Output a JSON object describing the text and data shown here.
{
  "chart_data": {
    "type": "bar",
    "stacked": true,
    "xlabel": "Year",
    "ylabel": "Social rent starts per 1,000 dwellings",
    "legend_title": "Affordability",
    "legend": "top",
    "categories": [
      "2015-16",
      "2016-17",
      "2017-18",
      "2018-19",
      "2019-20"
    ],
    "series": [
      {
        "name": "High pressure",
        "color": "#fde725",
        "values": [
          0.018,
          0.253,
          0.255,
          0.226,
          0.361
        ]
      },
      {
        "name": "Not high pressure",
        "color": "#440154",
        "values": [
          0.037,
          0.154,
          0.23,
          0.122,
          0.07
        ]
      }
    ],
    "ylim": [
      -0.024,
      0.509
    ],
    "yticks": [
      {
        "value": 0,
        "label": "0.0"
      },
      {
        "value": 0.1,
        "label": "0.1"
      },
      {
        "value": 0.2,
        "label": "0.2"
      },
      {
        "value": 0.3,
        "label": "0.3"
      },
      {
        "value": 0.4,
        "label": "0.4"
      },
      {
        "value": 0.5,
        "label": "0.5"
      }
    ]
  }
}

● ● ● ● ●

**WRITTEN INSTRUCTION**
In the listing above, count each line that holds the string "pressure". Give the number only.

**RESPONSE**
2